[Dataset items]
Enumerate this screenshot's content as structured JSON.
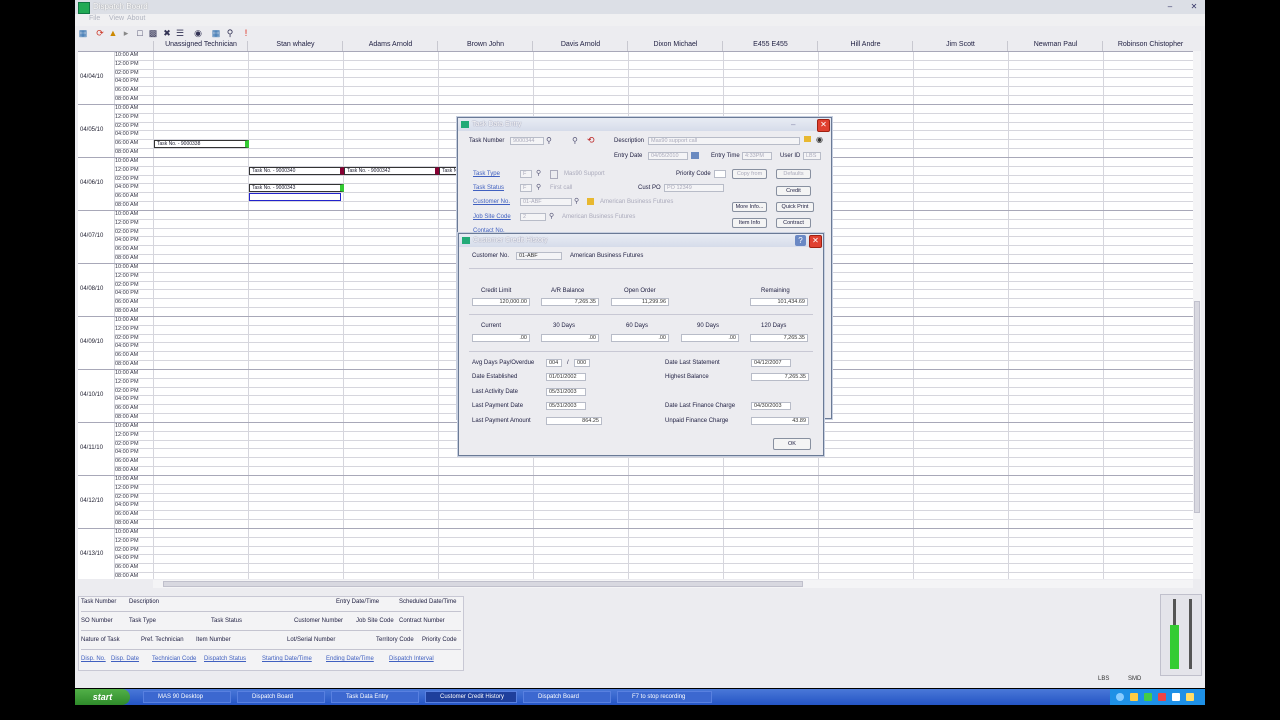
{
  "window": {
    "title": "Dispatch Board",
    "menu": [
      "File",
      "View",
      "About"
    ]
  },
  "technicians": [
    "Unassigned Technician",
    "Stan whaley",
    "Adams Arnold",
    "Brown John",
    "Davis Arnold",
    "Dixon Michael",
    "E455 E455",
    "Hill Andre",
    "Jim Scott",
    "Newman Paul",
    "Robinson Chistopher"
  ],
  "dates": [
    "04/04/10",
    "04/05/10",
    "04/06/10",
    "04/07/10",
    "04/08/10",
    "04/09/10",
    "04/10/10",
    "04/11/10",
    "04/12/10",
    "04/13/10",
    "04/14/10"
  ],
  "times": [
    "10:00 AM",
    "12:00 PM",
    "02:00 PM",
    "04:00 PM",
    "06:00 AM",
    "08:00 AM"
  ],
  "tasks": [
    {
      "label": "Task No. - 9000338"
    },
    {
      "label": "Task No. - 9000340"
    },
    {
      "label": "Task No. - 9000342"
    },
    {
      "label": "Task No. - 9000343"
    },
    {
      "label": "Task N"
    }
  ],
  "filter": {
    "row1": [
      "Task Number",
      "Description",
      "Entry Date/Time",
      "Scheduled Date/Time"
    ],
    "row2": [
      "SO Number",
      "Task Type",
      "Task Status",
      "Customer Number",
      "Job Site Code",
      "Contract Number"
    ],
    "row3": [
      "Nature of Task",
      "Pref. Technician",
      "Item Number",
      "Lot/Serial Number",
      "Territory Code",
      "Priority Code"
    ],
    "row4": [
      "Disp. No.",
      "Disp. Date",
      "Technician Code",
      "Dispatch Status",
      "Starting Date/Time",
      "Ending Date/Time",
      "Dispatch Interval"
    ]
  },
  "status": {
    "user": "LBS",
    "company": "SMD"
  },
  "taskbar": {
    "start": "start",
    "items": [
      "MAS 90 Desktop",
      "Dispatch Board",
      "Task Data Entry",
      "Customer Credit History",
      "Dispatch Board",
      "F7 to stop recording"
    ]
  },
  "taskEntry": {
    "title": "Task Data Entry",
    "taskNumberLabel": "Task Number",
    "taskNumber": "9000344",
    "descriptionLabel": "Description",
    "description": "Mas90 support call",
    "entryDateLabel": "Entry Date",
    "entryDate": "04/05/2010",
    "entryTimeLabel": "Entry Time",
    "entryTime": "4:33PM",
    "userIdLabel": "User ID",
    "userId": "LBS",
    "taskTypeLabel": "Task Type",
    "taskType": "F",
    "taskTypeDesc": "Mas90 Support",
    "taskStatusLabel": "Task Status",
    "taskStatus": "F",
    "taskStatusDesc": "First call",
    "customerNoLabel": "Customer No.",
    "customerNo": "01-ABF",
    "customerName": "American Business Futures",
    "jobSiteLabel": "Job Site Code",
    "jobSite": "2",
    "jobSiteName": "American Business Futures",
    "contactLabel": "Contact No.",
    "priorityLabel": "Priority Code",
    "custPoLabel": "Cust PO",
    "custPo": "PO 12349",
    "buttons": [
      "Copy from",
      "Defaults",
      "More Info...",
      "Quick Print",
      "Item Info",
      "Contract",
      "Credit"
    ]
  },
  "credit": {
    "title": "Customer Credit History",
    "customerNoLabel": "Customer No.",
    "customerNo": "01-ABF",
    "customerName": "American Business Futures",
    "creditLimitLabel": "Credit Limit",
    "creditLimit": "120,000.00",
    "arBalanceLabel": "A/R Balance",
    "arBalance": "7,265.35",
    "openOrderLabel": "Open Order",
    "openOrder": "11,299.96",
    "remainingLabel": "Remaining",
    "remaining": "101,434.69",
    "agingLabels": [
      "Current",
      "30 Days",
      "60 Days",
      "90 Days",
      "120 Days"
    ],
    "agingValues": [
      ".00",
      ".00",
      ".00",
      ".00",
      "7,265.35"
    ],
    "avgDaysLabel": "Avg Days Pay/Overdue",
    "avgDaysPay": "004",
    "avgDaysSlash": "/",
    "avgDaysOverdue": "000",
    "dateEstablishedLabel": "Date Established",
    "dateEstablished": "01/01/2002",
    "lastActivityLabel": "Last Activity Date",
    "lastActivity": "05/31/2003",
    "lastPaymentDateLabel": "Last Payment Date",
    "lastPaymentDate": "05/31/2003",
    "lastPaymentAmountLabel": "Last Payment Amount",
    "lastPaymentAmount": "864.25",
    "dateLastStatementLabel": "Date Last Statement",
    "dateLastStatement": "04/12/2007",
    "highestBalanceLabel": "Highest Balance",
    "highestBalance": "7,265.35",
    "dateLastFinanceLabel": "Date Last Finance Charge",
    "dateLastFinance": "04/30/2003",
    "unpaidFinanceLabel": "Unpaid Finance Charge",
    "unpaidFinance": "43.89",
    "okLabel": "OK"
  }
}
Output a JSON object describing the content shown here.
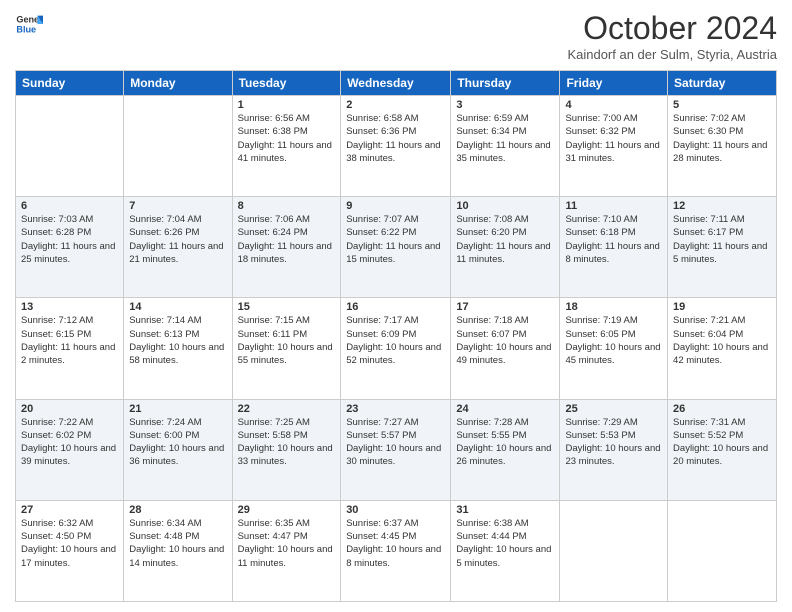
{
  "header": {
    "logo_line1": "General",
    "logo_line2": "Blue",
    "month_title": "October 2024",
    "location": "Kaindorf an der Sulm, Styria, Austria"
  },
  "days_of_week": [
    "Sunday",
    "Monday",
    "Tuesday",
    "Wednesday",
    "Thursday",
    "Friday",
    "Saturday"
  ],
  "weeks": [
    [
      {
        "day": "",
        "sunrise": "",
        "sunset": "",
        "daylight": ""
      },
      {
        "day": "",
        "sunrise": "",
        "sunset": "",
        "daylight": ""
      },
      {
        "day": "1",
        "sunrise": "Sunrise: 6:56 AM",
        "sunset": "Sunset: 6:38 PM",
        "daylight": "Daylight: 11 hours and 41 minutes."
      },
      {
        "day": "2",
        "sunrise": "Sunrise: 6:58 AM",
        "sunset": "Sunset: 6:36 PM",
        "daylight": "Daylight: 11 hours and 38 minutes."
      },
      {
        "day": "3",
        "sunrise": "Sunrise: 6:59 AM",
        "sunset": "Sunset: 6:34 PM",
        "daylight": "Daylight: 11 hours and 35 minutes."
      },
      {
        "day": "4",
        "sunrise": "Sunrise: 7:00 AM",
        "sunset": "Sunset: 6:32 PM",
        "daylight": "Daylight: 11 hours and 31 minutes."
      },
      {
        "day": "5",
        "sunrise": "Sunrise: 7:02 AM",
        "sunset": "Sunset: 6:30 PM",
        "daylight": "Daylight: 11 hours and 28 minutes."
      }
    ],
    [
      {
        "day": "6",
        "sunrise": "Sunrise: 7:03 AM",
        "sunset": "Sunset: 6:28 PM",
        "daylight": "Daylight: 11 hours and 25 minutes."
      },
      {
        "day": "7",
        "sunrise": "Sunrise: 7:04 AM",
        "sunset": "Sunset: 6:26 PM",
        "daylight": "Daylight: 11 hours and 21 minutes."
      },
      {
        "day": "8",
        "sunrise": "Sunrise: 7:06 AM",
        "sunset": "Sunset: 6:24 PM",
        "daylight": "Daylight: 11 hours and 18 minutes."
      },
      {
        "day": "9",
        "sunrise": "Sunrise: 7:07 AM",
        "sunset": "Sunset: 6:22 PM",
        "daylight": "Daylight: 11 hours and 15 minutes."
      },
      {
        "day": "10",
        "sunrise": "Sunrise: 7:08 AM",
        "sunset": "Sunset: 6:20 PM",
        "daylight": "Daylight: 11 hours and 11 minutes."
      },
      {
        "day": "11",
        "sunrise": "Sunrise: 7:10 AM",
        "sunset": "Sunset: 6:18 PM",
        "daylight": "Daylight: 11 hours and 8 minutes."
      },
      {
        "day": "12",
        "sunrise": "Sunrise: 7:11 AM",
        "sunset": "Sunset: 6:17 PM",
        "daylight": "Daylight: 11 hours and 5 minutes."
      }
    ],
    [
      {
        "day": "13",
        "sunrise": "Sunrise: 7:12 AM",
        "sunset": "Sunset: 6:15 PM",
        "daylight": "Daylight: 11 hours and 2 minutes."
      },
      {
        "day": "14",
        "sunrise": "Sunrise: 7:14 AM",
        "sunset": "Sunset: 6:13 PM",
        "daylight": "Daylight: 10 hours and 58 minutes."
      },
      {
        "day": "15",
        "sunrise": "Sunrise: 7:15 AM",
        "sunset": "Sunset: 6:11 PM",
        "daylight": "Daylight: 10 hours and 55 minutes."
      },
      {
        "day": "16",
        "sunrise": "Sunrise: 7:17 AM",
        "sunset": "Sunset: 6:09 PM",
        "daylight": "Daylight: 10 hours and 52 minutes."
      },
      {
        "day": "17",
        "sunrise": "Sunrise: 7:18 AM",
        "sunset": "Sunset: 6:07 PM",
        "daylight": "Daylight: 10 hours and 49 minutes."
      },
      {
        "day": "18",
        "sunrise": "Sunrise: 7:19 AM",
        "sunset": "Sunset: 6:05 PM",
        "daylight": "Daylight: 10 hours and 45 minutes."
      },
      {
        "day": "19",
        "sunrise": "Sunrise: 7:21 AM",
        "sunset": "Sunset: 6:04 PM",
        "daylight": "Daylight: 10 hours and 42 minutes."
      }
    ],
    [
      {
        "day": "20",
        "sunrise": "Sunrise: 7:22 AM",
        "sunset": "Sunset: 6:02 PM",
        "daylight": "Daylight: 10 hours and 39 minutes."
      },
      {
        "day": "21",
        "sunrise": "Sunrise: 7:24 AM",
        "sunset": "Sunset: 6:00 PM",
        "daylight": "Daylight: 10 hours and 36 minutes."
      },
      {
        "day": "22",
        "sunrise": "Sunrise: 7:25 AM",
        "sunset": "Sunset: 5:58 PM",
        "daylight": "Daylight: 10 hours and 33 minutes."
      },
      {
        "day": "23",
        "sunrise": "Sunrise: 7:27 AM",
        "sunset": "Sunset: 5:57 PM",
        "daylight": "Daylight: 10 hours and 30 minutes."
      },
      {
        "day": "24",
        "sunrise": "Sunrise: 7:28 AM",
        "sunset": "Sunset: 5:55 PM",
        "daylight": "Daylight: 10 hours and 26 minutes."
      },
      {
        "day": "25",
        "sunrise": "Sunrise: 7:29 AM",
        "sunset": "Sunset: 5:53 PM",
        "daylight": "Daylight: 10 hours and 23 minutes."
      },
      {
        "day": "26",
        "sunrise": "Sunrise: 7:31 AM",
        "sunset": "Sunset: 5:52 PM",
        "daylight": "Daylight: 10 hours and 20 minutes."
      }
    ],
    [
      {
        "day": "27",
        "sunrise": "Sunrise: 6:32 AM",
        "sunset": "Sunset: 4:50 PM",
        "daylight": "Daylight: 10 hours and 17 minutes."
      },
      {
        "day": "28",
        "sunrise": "Sunrise: 6:34 AM",
        "sunset": "Sunset: 4:48 PM",
        "daylight": "Daylight: 10 hours and 14 minutes."
      },
      {
        "day": "29",
        "sunrise": "Sunrise: 6:35 AM",
        "sunset": "Sunset: 4:47 PM",
        "daylight": "Daylight: 10 hours and 11 minutes."
      },
      {
        "day": "30",
        "sunrise": "Sunrise: 6:37 AM",
        "sunset": "Sunset: 4:45 PM",
        "daylight": "Daylight: 10 hours and 8 minutes."
      },
      {
        "day": "31",
        "sunrise": "Sunrise: 6:38 AM",
        "sunset": "Sunset: 4:44 PM",
        "daylight": "Daylight: 10 hours and 5 minutes."
      },
      {
        "day": "",
        "sunrise": "",
        "sunset": "",
        "daylight": ""
      },
      {
        "day": "",
        "sunrise": "",
        "sunset": "",
        "daylight": ""
      }
    ]
  ]
}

## Task objective
Copy each line of the records that contains the word "content".

## Problem solution
Enumerate this screenshot's content as structured JSON.
Output a JSON object describing the content shown here.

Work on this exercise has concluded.